Collected data:

____________

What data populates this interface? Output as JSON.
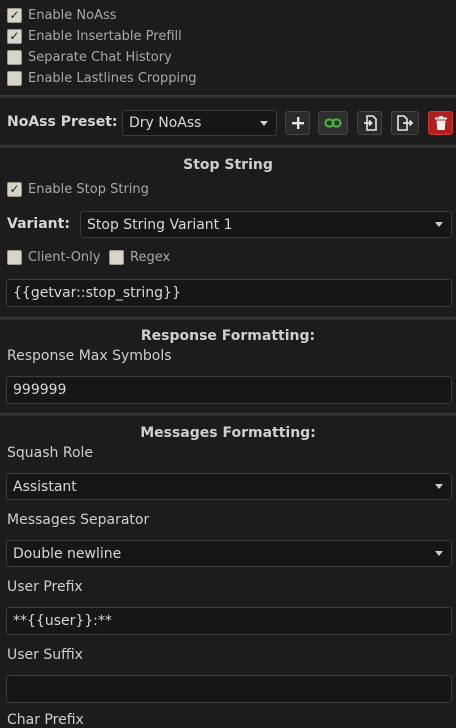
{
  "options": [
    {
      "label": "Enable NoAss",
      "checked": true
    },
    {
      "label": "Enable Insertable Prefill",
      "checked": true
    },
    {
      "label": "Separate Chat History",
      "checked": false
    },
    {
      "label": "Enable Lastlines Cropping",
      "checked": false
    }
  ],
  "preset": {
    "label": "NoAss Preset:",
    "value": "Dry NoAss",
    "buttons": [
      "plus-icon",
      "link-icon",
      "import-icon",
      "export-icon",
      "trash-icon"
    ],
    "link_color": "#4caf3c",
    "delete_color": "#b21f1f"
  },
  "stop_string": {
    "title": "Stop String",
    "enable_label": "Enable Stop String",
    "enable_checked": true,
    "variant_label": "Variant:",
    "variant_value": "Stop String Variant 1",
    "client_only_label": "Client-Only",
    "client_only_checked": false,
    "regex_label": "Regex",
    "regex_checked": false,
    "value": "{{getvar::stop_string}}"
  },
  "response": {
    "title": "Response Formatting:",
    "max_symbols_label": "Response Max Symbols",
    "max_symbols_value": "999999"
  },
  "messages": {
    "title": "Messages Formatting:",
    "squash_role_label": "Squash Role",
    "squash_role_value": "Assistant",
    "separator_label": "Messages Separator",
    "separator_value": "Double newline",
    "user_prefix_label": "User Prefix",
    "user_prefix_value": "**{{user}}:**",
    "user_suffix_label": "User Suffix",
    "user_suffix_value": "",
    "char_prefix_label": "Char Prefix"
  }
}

____________

§ **Do this**
Go through the entries above and output them exactly, without pictures.

§ **Response**
What data populates this interface? Output as JSON.
{
  "options": [
    {
      "label": "Enable NoAss",
      "checked": true
    },
    {
      "label": "Enable Insertable Prefill",
      "checked": true
    },
    {
      "label": "Separate Chat History",
      "checked": false
    },
    {
      "label": "Enable Lastlines Cropping",
      "checked": false
    }
  ],
  "preset": {
    "label": "NoAss Preset:",
    "value": "Dry NoAss",
    "buttons": [
      "plus-icon",
      "link-icon",
      "import-icon",
      "export-icon",
      "trash-icon"
    ],
    "link_color": "#4caf3c",
    "delete_color": "#b21f1f"
  },
  "stop_string": {
    "title": "Stop String",
    "enable_label": "Enable Stop String",
    "enable_checked": true,
    "variant_label": "Variant:",
    "variant_value": "Stop String Variant 1",
    "client_only_label": "Client-Only",
    "client_only_checked": false,
    "regex_label": "Regex",
    "regex_checked": false,
    "value": "{{getvar::stop_string}}"
  },
  "response": {
    "title": "Response Formatting:",
    "max_symbols_label": "Response Max Symbols",
    "max_symbols_value": "999999"
  },
  "messages": {
    "title": "Messages Formatting:",
    "squash_role_label": "Squash Role",
    "squash_role_value": "Assistant",
    "separator_label": "Messages Separator",
    "separator_value": "Double newline",
    "user_prefix_label": "User Prefix",
    "user_prefix_value": "**{{user}}:**",
    "user_suffix_label": "User Suffix",
    "user_suffix_value": "",
    "char_prefix_label": "Char Prefix"
  }
}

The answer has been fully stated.